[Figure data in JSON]
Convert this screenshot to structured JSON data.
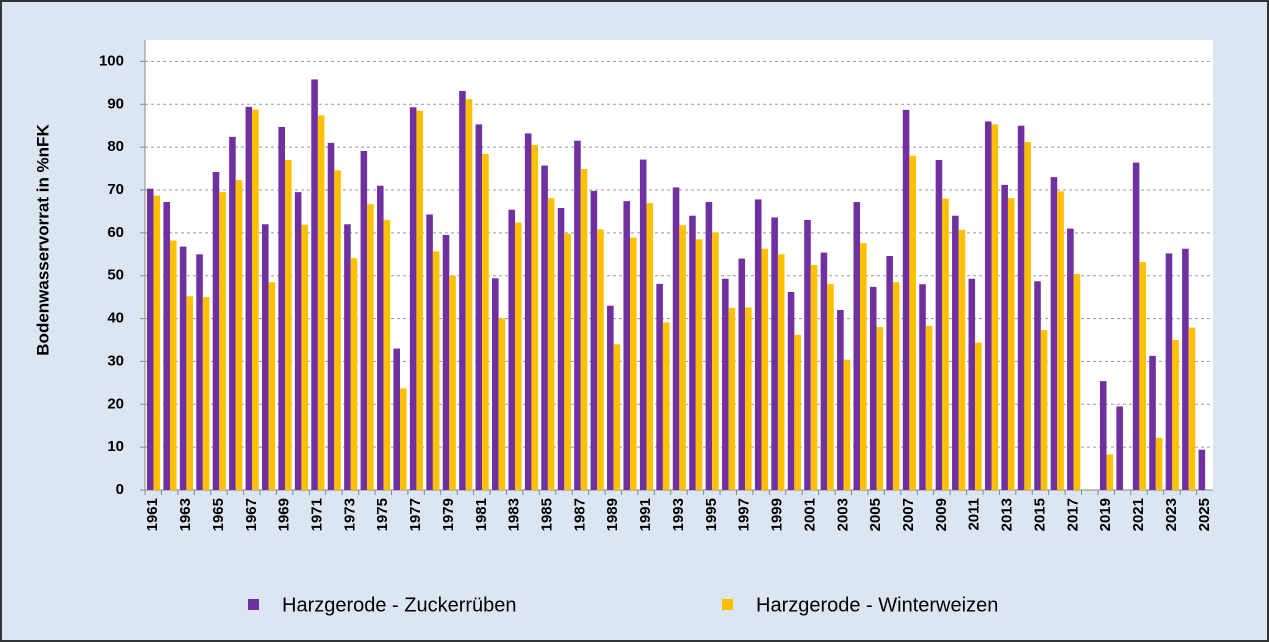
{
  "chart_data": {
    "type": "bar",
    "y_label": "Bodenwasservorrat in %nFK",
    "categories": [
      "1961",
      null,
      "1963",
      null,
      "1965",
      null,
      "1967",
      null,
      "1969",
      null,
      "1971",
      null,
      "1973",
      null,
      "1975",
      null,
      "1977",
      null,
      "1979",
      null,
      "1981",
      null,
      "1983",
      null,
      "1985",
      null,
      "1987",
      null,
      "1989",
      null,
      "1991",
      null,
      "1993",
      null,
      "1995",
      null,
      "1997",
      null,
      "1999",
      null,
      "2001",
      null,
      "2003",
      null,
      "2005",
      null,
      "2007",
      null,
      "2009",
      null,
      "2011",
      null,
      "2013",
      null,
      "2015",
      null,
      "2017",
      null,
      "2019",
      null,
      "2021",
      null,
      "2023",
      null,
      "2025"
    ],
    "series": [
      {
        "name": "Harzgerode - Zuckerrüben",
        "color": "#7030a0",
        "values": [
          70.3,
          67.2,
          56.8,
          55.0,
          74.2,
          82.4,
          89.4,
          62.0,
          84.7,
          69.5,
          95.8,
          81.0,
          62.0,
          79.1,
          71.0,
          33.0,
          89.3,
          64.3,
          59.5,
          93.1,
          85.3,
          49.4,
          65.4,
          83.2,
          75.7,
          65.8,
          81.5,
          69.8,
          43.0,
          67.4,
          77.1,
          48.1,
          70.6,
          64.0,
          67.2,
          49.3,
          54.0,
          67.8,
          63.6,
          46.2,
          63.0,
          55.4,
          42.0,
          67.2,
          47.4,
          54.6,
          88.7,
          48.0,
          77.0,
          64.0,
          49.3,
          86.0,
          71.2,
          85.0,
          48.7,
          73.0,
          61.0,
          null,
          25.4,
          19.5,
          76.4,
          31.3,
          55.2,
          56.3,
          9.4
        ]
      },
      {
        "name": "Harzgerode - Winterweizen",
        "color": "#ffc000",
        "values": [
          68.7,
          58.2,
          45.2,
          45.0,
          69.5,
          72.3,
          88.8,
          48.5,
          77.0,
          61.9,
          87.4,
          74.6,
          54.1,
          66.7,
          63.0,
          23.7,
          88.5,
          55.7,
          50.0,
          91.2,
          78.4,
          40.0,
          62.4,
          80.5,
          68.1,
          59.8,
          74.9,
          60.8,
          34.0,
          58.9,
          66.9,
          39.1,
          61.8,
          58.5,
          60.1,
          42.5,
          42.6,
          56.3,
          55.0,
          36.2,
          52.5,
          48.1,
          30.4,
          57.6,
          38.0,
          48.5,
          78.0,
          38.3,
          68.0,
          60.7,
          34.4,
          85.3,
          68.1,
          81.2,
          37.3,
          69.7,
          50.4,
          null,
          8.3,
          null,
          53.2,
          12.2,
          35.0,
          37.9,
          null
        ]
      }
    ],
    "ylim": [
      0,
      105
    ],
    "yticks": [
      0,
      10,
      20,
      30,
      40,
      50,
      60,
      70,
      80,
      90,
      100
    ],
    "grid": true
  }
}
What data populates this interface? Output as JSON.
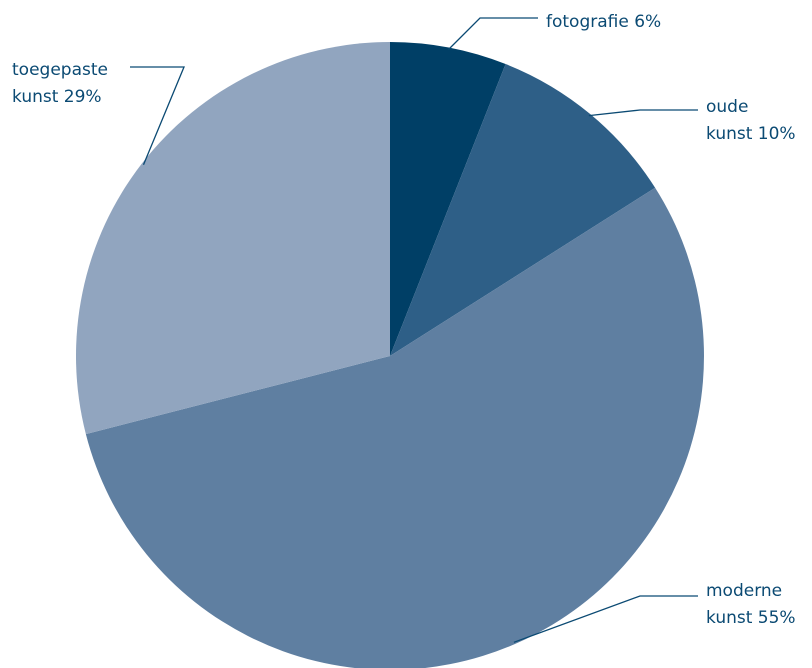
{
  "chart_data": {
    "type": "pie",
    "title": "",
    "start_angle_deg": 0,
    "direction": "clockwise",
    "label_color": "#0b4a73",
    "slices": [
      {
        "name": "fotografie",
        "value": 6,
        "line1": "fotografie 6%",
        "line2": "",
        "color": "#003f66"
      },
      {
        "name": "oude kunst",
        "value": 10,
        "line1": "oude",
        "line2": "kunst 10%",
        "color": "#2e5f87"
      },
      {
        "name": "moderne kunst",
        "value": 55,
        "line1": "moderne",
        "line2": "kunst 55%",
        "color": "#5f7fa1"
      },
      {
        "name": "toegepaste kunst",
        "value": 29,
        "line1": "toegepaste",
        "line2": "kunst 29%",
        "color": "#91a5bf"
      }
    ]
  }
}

Task instructions —
Report all lines of the data that include the word "Harzgerode".

The reply —
        "name": "Harzgerode - Zuckerrüben",
        "name": "Harzgerode - Winterweizen",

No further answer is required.